▶ Task goal
Transcribe every record that appears below, exactly and in full.

Dataset items:
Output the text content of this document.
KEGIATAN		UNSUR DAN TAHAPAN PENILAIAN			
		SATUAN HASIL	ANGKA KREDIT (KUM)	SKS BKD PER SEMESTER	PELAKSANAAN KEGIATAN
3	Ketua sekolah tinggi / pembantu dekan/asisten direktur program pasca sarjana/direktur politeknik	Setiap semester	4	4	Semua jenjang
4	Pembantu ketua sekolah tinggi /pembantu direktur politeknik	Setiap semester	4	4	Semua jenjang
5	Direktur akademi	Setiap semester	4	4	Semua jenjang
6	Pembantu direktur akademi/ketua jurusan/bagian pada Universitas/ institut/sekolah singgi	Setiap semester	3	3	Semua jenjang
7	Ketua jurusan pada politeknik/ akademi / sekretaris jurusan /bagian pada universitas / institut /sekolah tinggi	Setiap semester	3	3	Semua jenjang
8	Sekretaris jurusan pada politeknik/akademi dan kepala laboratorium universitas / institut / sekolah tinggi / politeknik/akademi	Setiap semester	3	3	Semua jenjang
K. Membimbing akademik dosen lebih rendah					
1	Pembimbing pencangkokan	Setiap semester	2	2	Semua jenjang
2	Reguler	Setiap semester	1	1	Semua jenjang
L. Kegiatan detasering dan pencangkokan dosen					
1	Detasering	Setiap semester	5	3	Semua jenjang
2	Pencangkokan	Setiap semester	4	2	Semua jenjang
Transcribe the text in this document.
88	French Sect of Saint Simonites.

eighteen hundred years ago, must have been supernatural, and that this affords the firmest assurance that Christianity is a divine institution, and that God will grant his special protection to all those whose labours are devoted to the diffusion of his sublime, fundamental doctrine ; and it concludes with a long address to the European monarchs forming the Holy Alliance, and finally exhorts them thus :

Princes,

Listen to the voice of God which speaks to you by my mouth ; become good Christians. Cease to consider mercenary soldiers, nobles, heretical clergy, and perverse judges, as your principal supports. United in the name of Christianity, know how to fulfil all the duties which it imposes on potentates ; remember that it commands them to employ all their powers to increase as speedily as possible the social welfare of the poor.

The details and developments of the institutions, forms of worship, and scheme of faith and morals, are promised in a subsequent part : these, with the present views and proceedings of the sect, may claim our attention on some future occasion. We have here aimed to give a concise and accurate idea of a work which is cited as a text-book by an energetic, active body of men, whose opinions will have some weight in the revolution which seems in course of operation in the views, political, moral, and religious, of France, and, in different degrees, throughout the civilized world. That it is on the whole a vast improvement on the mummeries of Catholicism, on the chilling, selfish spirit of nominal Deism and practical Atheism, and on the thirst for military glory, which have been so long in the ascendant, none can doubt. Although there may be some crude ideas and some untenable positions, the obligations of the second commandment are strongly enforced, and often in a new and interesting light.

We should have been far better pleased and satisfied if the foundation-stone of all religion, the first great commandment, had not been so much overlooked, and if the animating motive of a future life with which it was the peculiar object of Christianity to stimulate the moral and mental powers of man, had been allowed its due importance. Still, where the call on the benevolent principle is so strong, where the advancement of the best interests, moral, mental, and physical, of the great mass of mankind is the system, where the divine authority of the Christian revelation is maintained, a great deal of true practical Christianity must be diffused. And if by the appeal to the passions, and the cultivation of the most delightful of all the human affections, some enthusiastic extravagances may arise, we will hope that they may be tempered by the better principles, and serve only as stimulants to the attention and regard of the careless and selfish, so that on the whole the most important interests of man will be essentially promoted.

▶ Reply
Output the text content of this document.
KEGIATAN		UNSUR DAN TAHAPAN PENILAIAN			
		SATUAN HASIL	ANGKA KREDIT (KUM)	SKS BKD PER SEMESTER	PELAKSANAAN KEGIATAN
3	Ketua sekolah tinggi / pembantu dekan/asisten direktur program pasca sarjana/direktur politeknik	Setiap semester	4	4	Semua jenjang
4	Pembantu ketua sekolah tinggi /pembantu direktur politeknik	Setiap semester	4	4	Semua jenjang
5	Direktur akademi	Setiap semester	4	4	Semua jenjang
6	Pembantu direktur akademi/ketua jurusan/bagian pada Universitas/ institut/sekolah singgi	Setiap semester	3	3	Semua jenjang
7	Ketua jurusan pada politeknik/ akademi / sekretaris jurusan /bagian pada universitas / institut /sekolah tinggi	Setiap semester	3	3	Semua jenjang
8	Sekretaris jurusan pada politeknik/akademi dan kepala laboratorium universitas / institut / sekolah tinggi / politeknik/akademi	Setiap semester	3	3	Semua jenjang
K. Membimbing akademik dosen lebih rendah					
1	Pembimbing pencangkokan	Setiap semester	2	2	Semua jenjang
2	Reguler	Setiap semester	1	1	Semua jenjang
L. Kegiatan detasering dan pencangkokan dosen					
1	Detasering	Setiap semester	5	3	Semua jenjang
2	Pencangkokan	Setiap semester	4	2	Semua jenjang
Transcribe the text in this document.
88	French Sect of Saint Simonites.

eighteen hundred years ago, must have been supernatural, and that this affords the firmest assurance that Christianity is a divine institution, and that God will grant his special protection to all those whose labours are devoted to the diffusion of his sublime, fundamental doctrine ; and it concludes with a long address to the European monarchs forming the Holy Alliance, and finally exhorts them thus :

Princes,

Listen to the voice of God which speaks to you by my mouth ; become good Christians. Cease to consider mercenary soldiers, nobles, heretical clergy, and perverse judges, as your principal supports. United in the name of Christianity, know how to fulfil all the duties which it imposes on potentates ; remember that it commands them to employ all their powers to increase as speedily as possible the social welfare of the poor.

The details and developments of the institutions, forms of worship, and scheme of faith and morals, are promised in a subsequent part : these, with the present views and proceedings of the sect, may claim our attention on some future occasion. We have here aimed to give a concise and accurate idea of a work which is cited as a text-book by an energetic, active body of men, whose opinions will have some weight in the revolution which seems in course of operation in the views, political, moral, and religious, of France, and, in different degrees, throughout the civilized world. That it is on the whole a vast improvement on the mummeries of Catholicism, on the chilling, selfish spirit of nominal Deism and practical Atheism, and on the thirst for military glory, which have been so long in the ascendant, none can doubt. Although there may be some crude ideas and some untenable positions, the obligations of the second commandment are strongly enforced, and often in a new and interesting light.

We should have been far better pleased and satisfied if the foundation-stone of all religion, the first great commandment, had not been so much overlooked, and if the animating motive of a future life with which it was the peculiar object of Christianity to stimulate the moral and mental powers of man, had been allowed its due importance. Still, where the call on the benevolent principle is so strong, where the advancement of the best interests, moral, mental, and physical, of the great mass of mankind is the system, where the divine authority of the Christian revelation is maintained, a great deal of true practical Christianity must be diffused. And if by the appeal to the passions, and the cultivation of the most delightful of all the human affections, some enthusiastic extravagances may arise, we will hope that they may be tempered by the better principles, and serve only as stimulants to the attention and regard of the careless and selfish, so that on the whole the most important interests of man will be essentially promoted.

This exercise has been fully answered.